Write out each line in which the string "this" is present.

#### Input rows

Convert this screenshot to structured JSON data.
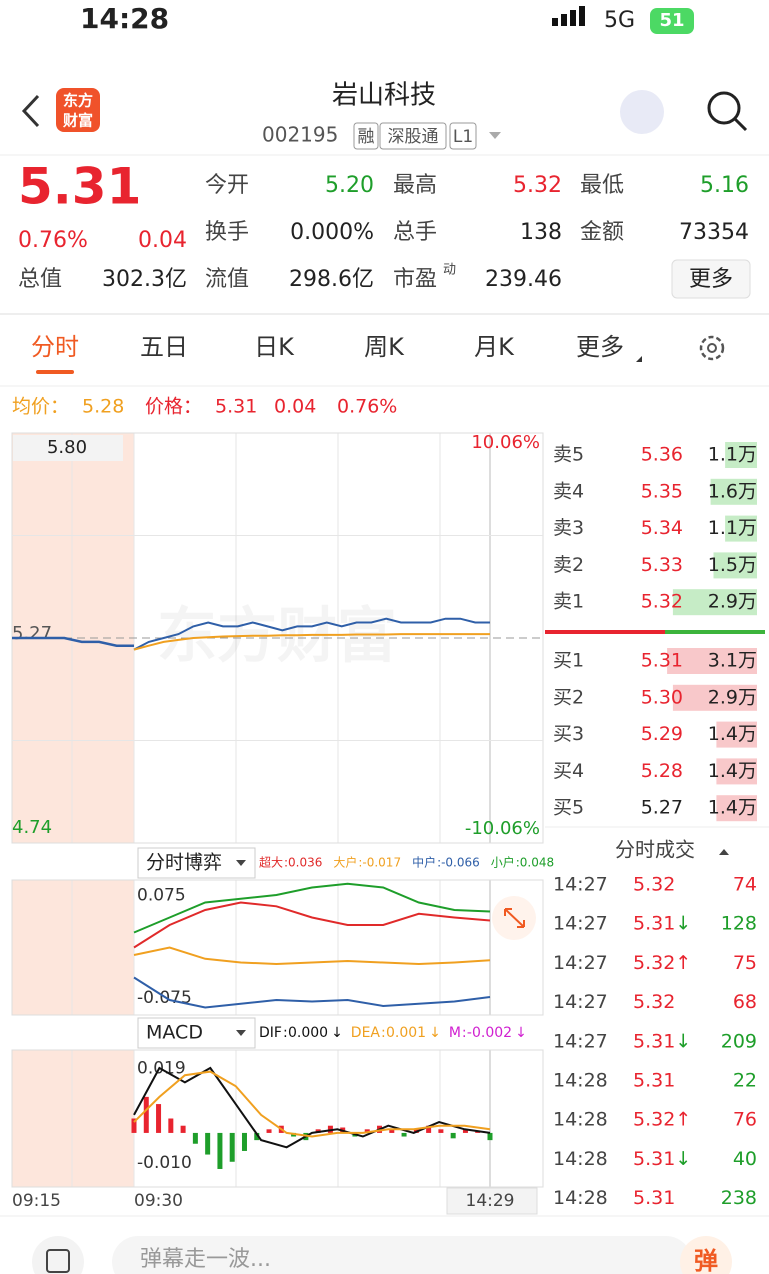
{
  "status_bar": {
    "time": "14:28",
    "network": "5G",
    "battery": "51"
  },
  "header": {
    "logo": [
      "东方",
      "财富"
    ],
    "title": "岩山科技",
    "code": "002195",
    "tags": [
      "融",
      "深股通",
      "L1"
    ]
  },
  "quote": {
    "price": "5.31",
    "change_pct": "0.76%",
    "change": "0.04",
    "total_value": {
      "label": "总值",
      "value": "302.3亿"
    },
    "stats": [
      {
        "label": "今开",
        "value": "5.20",
        "color": "#1e9e2a"
      },
      {
        "label": "最高",
        "value": "5.32",
        "color": "#e8242f"
      },
      {
        "label": "最低",
        "value": "5.16",
        "color": "#1e9e2a"
      },
      {
        "label": "换手",
        "value": "0.000%",
        "color": "#222222"
      },
      {
        "label": "总手",
        "value": "138",
        "color": "#222222"
      },
      {
        "label": "金额",
        "value": "73354",
        "color": "#222222"
      },
      {
        "label": "流值",
        "value": "298.6亿",
        "color": "#222222"
      },
      {
        "label": "市盈",
        "sup": "动",
        "value": "239.46",
        "color": "#222222"
      }
    ],
    "more": "更多"
  },
  "tabs": [
    "分时",
    "五日",
    "日K",
    "周K",
    "月K",
    "更多"
  ],
  "info": {
    "avg_label": "均价：",
    "avg": "5.28",
    "price_label": "价格：",
    "price": "5.31",
    "change": "0.04",
    "change_pct": "0.76%"
  },
  "chart_data": [
    {
      "type": "line",
      "watermark": "东方财富",
      "ylim": [
        4.74,
        5.8
      ],
      "yticks": [
        {
          "value": 5.8,
          "label": "5.80"
        },
        5.27,
        4.74
      ],
      "y2lim": [
        -10.06,
        10.06
      ],
      "y2ticks": [
        {
          "value": 10.06,
          "label": "10.06%"
        },
        {
          "value": -10.06,
          "label": "-10.06%"
        }
      ],
      "xlabels": [
        "09:15",
        "09:30",
        "14:29"
      ],
      "series": [
        {
          "color": "#2f5fa8",
          "premarket": [
            5.27,
            5.27,
            5.27,
            5.27,
            5.26,
            5.26,
            5.25,
            5.25
          ],
          "values": [
            5.24,
            5.26,
            5.27,
            5.28,
            5.3,
            5.31,
            5.3,
            5.3,
            5.31,
            5.3,
            5.29,
            5.3,
            5.3,
            5.31,
            5.3,
            5.31,
            5.31,
            5.32,
            5.31,
            5.31,
            5.31,
            5.32,
            5.32,
            5.31,
            5.31
          ]
        },
        {
          "color": "#f0a020",
          "values": [
            5.24,
            5.25,
            5.26,
            5.265,
            5.27,
            5.272,
            5.274,
            5.275,
            5.276,
            5.276,
            5.277,
            5.277,
            5.278,
            5.278,
            5.278,
            5.279,
            5.279,
            5.279,
            5.28,
            5.28,
            5.28,
            5.28,
            5.28,
            5.28,
            5.28
          ]
        }
      ]
    },
    {
      "type": "line",
      "title": "分时博弈",
      "ylim": [
        -0.09,
        0.09
      ],
      "yticks": [
        0.075,
        -0.075
      ],
      "series": [
        {
          "name": "超大",
          "latest": "0.036",
          "color": "#e02a2a",
          "values": [
            0,
            0.03,
            0.05,
            0.06,
            0.055,
            0.04,
            0.03,
            0.03,
            0.045,
            0.04,
            0.036
          ]
        },
        {
          "name": "大户",
          "latest": "-0.017",
          "color": "#f0a020",
          "values": [
            -0.01,
            0,
            -0.015,
            -0.02,
            -0.022,
            -0.02,
            -0.018,
            -0.02,
            -0.022,
            -0.02,
            -0.017
          ]
        },
        {
          "name": "中户",
          "latest": "-0.066",
          "color": "#2f5fa8",
          "values": [
            -0.04,
            -0.07,
            -0.08,
            -0.075,
            -0.07,
            -0.072,
            -0.07,
            -0.078,
            -0.075,
            -0.072,
            -0.066
          ]
        },
        {
          "name": "小户",
          "latest": "0.048",
          "color": "#1e9e2a",
          "values": [
            0.02,
            0.04,
            0.06,
            0.065,
            0.07,
            0.08,
            0.085,
            0.08,
            0.06,
            0.05,
            0.048
          ]
        }
      ]
    },
    {
      "type": "macd",
      "title": "MACD",
      "ylim": [
        -0.015,
        0.023
      ],
      "yticks": [
        0.019,
        {
          "value": -0.01,
          "label": "-0.010"
        }
      ],
      "series": [
        {
          "name": "DIF",
          "latest": "0.000",
          "arrow": "↓",
          "color": "#111111",
          "values": [
            0.005,
            0.018,
            0.014,
            0.018,
            0.008,
            -0.002,
            -0.004,
            0,
            0.001,
            -0.001,
            0.002,
            0,
            0.003,
            0.001,
            0
          ]
        },
        {
          "name": "DEA",
          "latest": "0.001",
          "arrow": "↓",
          "color": "#f0a020",
          "values": [
            0.003,
            0.01,
            0.016,
            0.017,
            0.013,
            0.005,
            0,
            -0.001,
            0,
            0,
            0.001,
            0.001,
            0.002,
            0.002,
            0.001
          ]
        },
        {
          "name": "M",
          "latest": "-0.002",
          "arrow": "↓",
          "color": "#d020d0",
          "up_color": "#e8242f",
          "down_color": "#1e9e2a",
          "values": [
            0.004,
            0.01,
            0.008,
            0.004,
            0.002,
            -0.003,
            -0.006,
            -0.01,
            -0.008,
            -0.005,
            -0.002,
            0.001,
            0.002,
            -0.001,
            -0.002,
            0.001,
            0.002,
            0.0015,
            -0.001,
            0.001,
            0.002,
            0.001,
            -0.001,
            0.001,
            0.002,
            0.001,
            -0.0015,
            0.001,
            0.0005,
            -0.002
          ]
        }
      ]
    }
  ],
  "order_book": {
    "sell": [
      {
        "label": "卖5",
        "price": "5.36",
        "color": "#e8242f",
        "volume": 1.1,
        "volume_label": "1.1万"
      },
      {
        "label": "卖4",
        "price": "5.35",
        "color": "#e8242f",
        "volume": 1.6,
        "volume_label": "1.6万"
      },
      {
        "label": "卖3",
        "price": "5.34",
        "color": "#e8242f",
        "volume": 1.1,
        "volume_label": "1.1万"
      },
      {
        "label": "卖2",
        "price": "5.33",
        "color": "#e8242f",
        "volume": 1.5,
        "volume_label": "1.5万"
      },
      {
        "label": "卖1",
        "price": "5.32",
        "color": "#e8242f",
        "volume": 2.9,
        "volume_label": "2.9万"
      }
    ],
    "buy": [
      {
        "label": "买1",
        "price": "5.31",
        "color": "#e8242f",
        "volume": 3.1,
        "volume_label": "3.1万"
      },
      {
        "label": "买2",
        "price": "5.30",
        "color": "#e8242f",
        "volume": 2.9,
        "volume_label": "2.9万"
      },
      {
        "label": "买3",
        "price": "5.29",
        "color": "#e8242f",
        "volume": 1.4,
        "volume_label": "1.4万"
      },
      {
        "label": "买4",
        "price": "5.28",
        "color": "#e8242f",
        "volume": 1.4,
        "volume_label": "1.4万"
      },
      {
        "label": "买5",
        "price": "5.27",
        "color": "#222222",
        "volume": 1.4,
        "volume_label": "1.4万"
      }
    ]
  },
  "trades": {
    "title": "分时成交",
    "rows": [
      {
        "time": "14:27",
        "price": "5.32",
        "volume": "74",
        "color": "#e8242f"
      },
      {
        "time": "14:27",
        "price": "5.31",
        "arrow": "↓",
        "volume": "128",
        "color": "#1e9e2a"
      },
      {
        "time": "14:27",
        "price": "5.32",
        "arrow": "↑",
        "volume": "75",
        "color": "#e8242f"
      },
      {
        "time": "14:27",
        "price": "5.32",
        "volume": "68",
        "color": "#e8242f"
      },
      {
        "time": "14:27",
        "price": "5.31",
        "arrow": "↓",
        "volume": "209",
        "color": "#1e9e2a"
      },
      {
        "time": "14:28",
        "price": "5.31",
        "volume": "22",
        "color": "#1e9e2a"
      },
      {
        "time": "14:28",
        "price": "5.32",
        "arrow": "↑",
        "volume": "76",
        "color": "#e8242f"
      },
      {
        "time": "14:28",
        "price": "5.31",
        "arrow": "↓",
        "volume": "40",
        "color": "#1e9e2a"
      },
      {
        "time": "14:28",
        "price": "5.31",
        "volume": "238",
        "color": "#1e9e2a"
      }
    ]
  },
  "bottom": {
    "placeholder": "弹幕走一波...",
    "button": "弹"
  }
}
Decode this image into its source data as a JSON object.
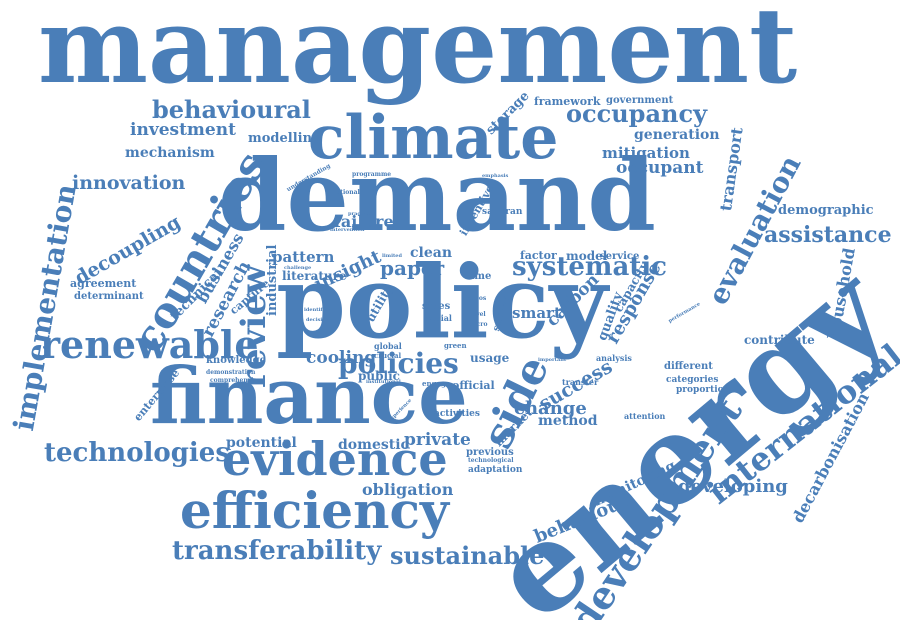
{
  "color": "#4a7eb8",
  "words": [
    {
      "text": "management"
    },
    {
      "text": "demand"
    },
    {
      "text": "policy"
    },
    {
      "text": "energy"
    },
    {
      "text": "finance"
    },
    {
      "text": "climate"
    },
    {
      "text": "evidence"
    },
    {
      "text": "efficiency"
    },
    {
      "text": "renewable"
    },
    {
      "text": "countries"
    },
    {
      "text": "development"
    },
    {
      "text": "international"
    },
    {
      "text": "implementation"
    },
    {
      "text": "technologies"
    },
    {
      "text": "transferability"
    },
    {
      "text": "sustainable"
    },
    {
      "text": "behavioural"
    },
    {
      "text": "occupancy"
    },
    {
      "text": "investment"
    },
    {
      "text": "mechanism"
    },
    {
      "text": "innovation"
    },
    {
      "text": "decoupling"
    },
    {
      "text": "review"
    },
    {
      "text": "systematic"
    },
    {
      "text": "policies"
    },
    {
      "text": "evaluation"
    },
    {
      "text": "assistance"
    },
    {
      "text": "demographic"
    },
    {
      "text": "household"
    },
    {
      "text": "decarbonisation"
    },
    {
      "text": "developing"
    },
    {
      "text": "side"
    },
    {
      "text": "success"
    },
    {
      "text": "change"
    },
    {
      "text": "behaviour"
    },
    {
      "text": "monitoring"
    },
    {
      "text": "cooling"
    },
    {
      "text": "insight"
    },
    {
      "text": "pattern"
    },
    {
      "text": "research"
    },
    {
      "text": "business"
    },
    {
      "text": "technical"
    },
    {
      "text": "agreement"
    },
    {
      "text": "determinant"
    },
    {
      "text": "enterprise"
    },
    {
      "text": "industrial"
    },
    {
      "text": "obligation"
    },
    {
      "text": "domestic"
    },
    {
      "text": "private"
    },
    {
      "text": "potential"
    },
    {
      "text": "mitigation"
    },
    {
      "text": "generation"
    },
    {
      "text": "occupant"
    },
    {
      "text": "transport"
    },
    {
      "text": "framework"
    },
    {
      "text": "government"
    },
    {
      "text": "storage"
    },
    {
      "text": "modelling"
    },
    {
      "text": "failure"
    },
    {
      "text": "clean"
    },
    {
      "text": "paper"
    },
    {
      "text": "smart"
    },
    {
      "text": "carbon"
    },
    {
      "text": "response"
    },
    {
      "text": "quality"
    },
    {
      "text": "capacity"
    },
    {
      "text": "contribute"
    },
    {
      "text": "method"
    },
    {
      "text": "market"
    },
    {
      "text": "utility"
    },
    {
      "text": "public"
    },
    {
      "text": "official"
    },
    {
      "text": "usage"
    },
    {
      "text": "factor"
    },
    {
      "text": "model"
    },
    {
      "text": "service"
    },
    {
      "text": "literature"
    },
    {
      "text": "capture"
    },
    {
      "text": "knowledge"
    },
    {
      "text": "demonstration"
    },
    {
      "text": "comprehensive"
    },
    {
      "text": "activities"
    },
    {
      "text": "previous"
    },
    {
      "text": "adaptation"
    },
    {
      "text": "different"
    },
    {
      "text": "categories"
    },
    {
      "text": "proportion"
    },
    {
      "text": "analysis"
    },
    {
      "text": "attention"
    },
    {
      "text": "incentive"
    },
    {
      "text": "saharan"
    },
    {
      "text": "survey"
    },
    {
      "text": "smes"
    },
    {
      "text": "social"
    },
    {
      "text": "time"
    },
    {
      "text": "global"
    },
    {
      "text": "crucial"
    },
    {
      "text": "engage"
    },
    {
      "text": "transfer"
    },
    {
      "text": "technological"
    },
    {
      "text": "programme"
    },
    {
      "text": "understanding"
    },
    {
      "text": "national"
    },
    {
      "text": "practical"
    },
    {
      "text": "intervention"
    },
    {
      "text": "challenge"
    },
    {
      "text": "limited"
    },
    {
      "text": "green"
    },
    {
      "text": "level"
    },
    {
      "text": "micro"
    },
    {
      "text": "escos"
    },
    {
      "text": "experience"
    },
    {
      "text": "emphasis"
    },
    {
      "text": "performance"
    },
    {
      "text": "important"
    },
    {
      "text": "institutional"
    },
    {
      "text": "identifies"
    },
    {
      "text": "decision"
    }
  ]
}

########

Task answer:
Convert this screenshot to structured JSON data.
Decode this image into its source data as a JSON object.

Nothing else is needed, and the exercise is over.